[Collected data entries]

====

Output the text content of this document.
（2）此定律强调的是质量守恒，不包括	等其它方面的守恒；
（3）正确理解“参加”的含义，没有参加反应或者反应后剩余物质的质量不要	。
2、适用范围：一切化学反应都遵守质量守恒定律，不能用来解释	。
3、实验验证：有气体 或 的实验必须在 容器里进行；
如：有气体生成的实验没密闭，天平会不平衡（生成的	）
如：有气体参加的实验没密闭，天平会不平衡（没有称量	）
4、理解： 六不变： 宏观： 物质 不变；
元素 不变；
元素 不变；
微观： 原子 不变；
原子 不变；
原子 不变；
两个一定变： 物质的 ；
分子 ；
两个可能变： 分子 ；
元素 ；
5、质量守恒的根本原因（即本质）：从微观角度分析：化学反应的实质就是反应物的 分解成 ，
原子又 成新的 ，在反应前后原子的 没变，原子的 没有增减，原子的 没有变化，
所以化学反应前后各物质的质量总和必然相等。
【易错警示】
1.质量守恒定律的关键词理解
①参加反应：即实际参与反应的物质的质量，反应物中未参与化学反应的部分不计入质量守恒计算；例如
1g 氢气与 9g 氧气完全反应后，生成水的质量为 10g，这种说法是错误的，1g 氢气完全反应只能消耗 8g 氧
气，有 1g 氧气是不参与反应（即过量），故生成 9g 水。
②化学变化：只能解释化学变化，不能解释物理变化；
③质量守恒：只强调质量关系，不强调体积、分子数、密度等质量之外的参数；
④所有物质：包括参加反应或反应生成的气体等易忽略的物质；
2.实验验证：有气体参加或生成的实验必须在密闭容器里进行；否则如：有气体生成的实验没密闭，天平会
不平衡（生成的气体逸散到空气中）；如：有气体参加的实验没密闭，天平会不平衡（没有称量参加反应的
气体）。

====

> **WORK TO BE COMPLETED**:
Reproduce each line verbatim.

> **CORRECT OUTPUT**:
Output the text content of this document.
（2）此定律强调的是质量守恒，不包括	等其它方面的守恒；
（3）正确理解“参加”的含义，没有参加反应或者反应后剩余物质的质量不要	。
2、适用范围：一切化学反应都遵守质量守恒定律，不能用来解释	。
3、实验验证：有气体 或 的实验必须在 容器里进行；
如：有气体生成的实验没密闭，天平会不平衡（生成的	）
如：有气体参加的实验没密闭，天平会不平衡（没有称量	）
4、理解： 六不变： 宏观： 物质 不变；
元素 不变；
元素 不变；
微观： 原子 不变；
原子 不变；
原子 不变；
两个一定变： 物质的 ；
分子 ；
两个可能变： 分子 ；
元素 ；
5、质量守恒的根本原因（即本质）：从微观角度分析：化学反应的实质就是反应物的 分解成 ，
原子又 成新的 ，在反应前后原子的 没变，原子的 没有增减，原子的 没有变化，
所以化学反应前后各物质的质量总和必然相等。
【易错警示】
1.质量守恒定律的关键词理解
①参加反应：即实际参与反应的物质的质量，反应物中未参与化学反应的部分不计入质量守恒计算；例如
1g 氢气与 9g 氧气完全反应后，生成水的质量为 10g，这种说法是错误的，1g 氢气完全反应只能消耗 8g 氧
气，有 1g 氧气是不参与反应（即过量），故生成 9g 水。
②化学变化：只能解释化学变化，不能解释物理变化；
③质量守恒：只强调质量关系，不强调体积、分子数、密度等质量之外的参数；
④所有物质：包括参加反应或反应生成的气体等易忽略的物质；
2.实验验证：有气体参加或生成的实验必须在密闭容器里进行；否则如：有气体生成的实验没密闭，天平会
不平衡（生成的气体逸散到空气中）；如：有气体参加的实验没密闭，天平会不平衡（没有称量参加反应的
气体）。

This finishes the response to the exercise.